┌────────
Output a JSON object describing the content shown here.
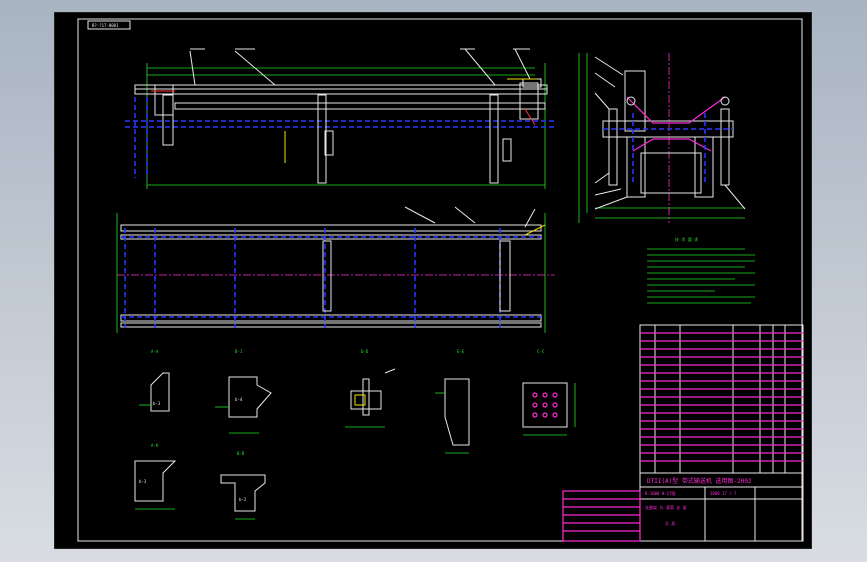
{
  "drawing": {
    "frame_tag": "B?-?17-0001",
    "detail_views": [
      {
        "label": "A-A",
        "area_label": "b-3"
      },
      {
        "label": "B-1",
        "area_label": "b-4"
      },
      {
        "label": "D-D",
        "area_label": ""
      },
      {
        "label": "E-E",
        "area_label": ""
      },
      {
        "label": "C-C",
        "area_label": ""
      },
      {
        "label": "A-K",
        "area_label": "b-3"
      },
      {
        "label": "B-B",
        "area_label": "b-2"
      }
    ],
    "notes_title": "技 术 要 求",
    "title_block": {
      "title_main": "DTII(A)型 带式输送机 选用图-2002",
      "drawing_no": "B-1000 H-17图",
      "sheet_name": "支腿架 与 滚筒 支 架",
      "scale_text": "1000 17 / 7",
      "company": "天 辰"
    }
  },
  "colors": {
    "background": "#000000",
    "outer_desktop": "#bcc4cf",
    "outline": "#e8e8e8",
    "hidden": "#2a35ff",
    "dimension": "#22e022",
    "center": "#ff2bd6",
    "leader": "#f0e000"
  }
}
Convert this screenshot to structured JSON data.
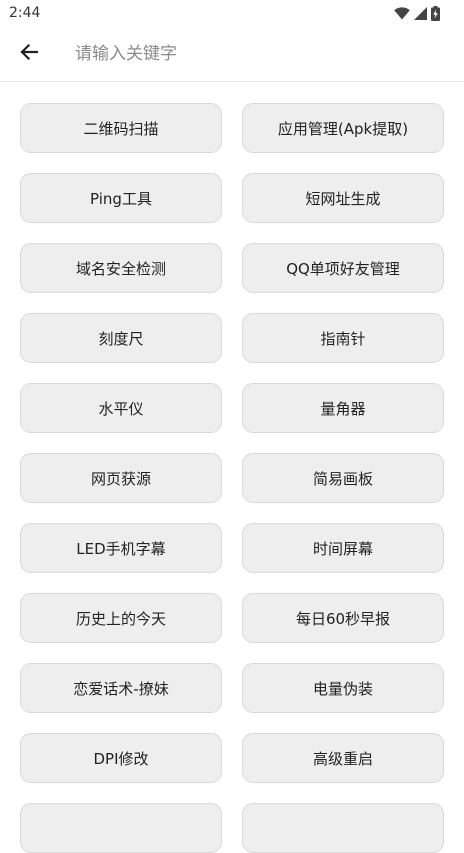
{
  "status_bar": {
    "time": "2:44",
    "icons": [
      "wifi-icon",
      "signal-icon",
      "battery-charging-icon"
    ]
  },
  "app_bar": {
    "back_icon": "arrow-back-icon",
    "search_placeholder": "请输入关键字",
    "search_value": ""
  },
  "tools": [
    {
      "label": "二维码扫描"
    },
    {
      "label": "应用管理(Apk提取)"
    },
    {
      "label": "Ping工具"
    },
    {
      "label": "短网址生成"
    },
    {
      "label": "域名安全检测"
    },
    {
      "label": "QQ单项好友管理"
    },
    {
      "label": "刻度尺"
    },
    {
      "label": "指南针"
    },
    {
      "label": "水平仪"
    },
    {
      "label": "量角器"
    },
    {
      "label": "网页获源"
    },
    {
      "label": "简易画板"
    },
    {
      "label": "LED手机字幕"
    },
    {
      "label": "时间屏幕"
    },
    {
      "label": "历史上的今天"
    },
    {
      "label": "每日60秒早报"
    },
    {
      "label": "恋爱话术-撩妹"
    },
    {
      "label": "电量伪装"
    },
    {
      "label": "DPI修改"
    },
    {
      "label": "高级重启"
    },
    {
      "label": ""
    },
    {
      "label": ""
    }
  ]
}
└────────
■ The exercise: Copy every line of the entries above in which "JSON" occurs.

■ Solved problem:
Output a JSON object describing the content shown here.
Convert this screenshot to structured JSON data.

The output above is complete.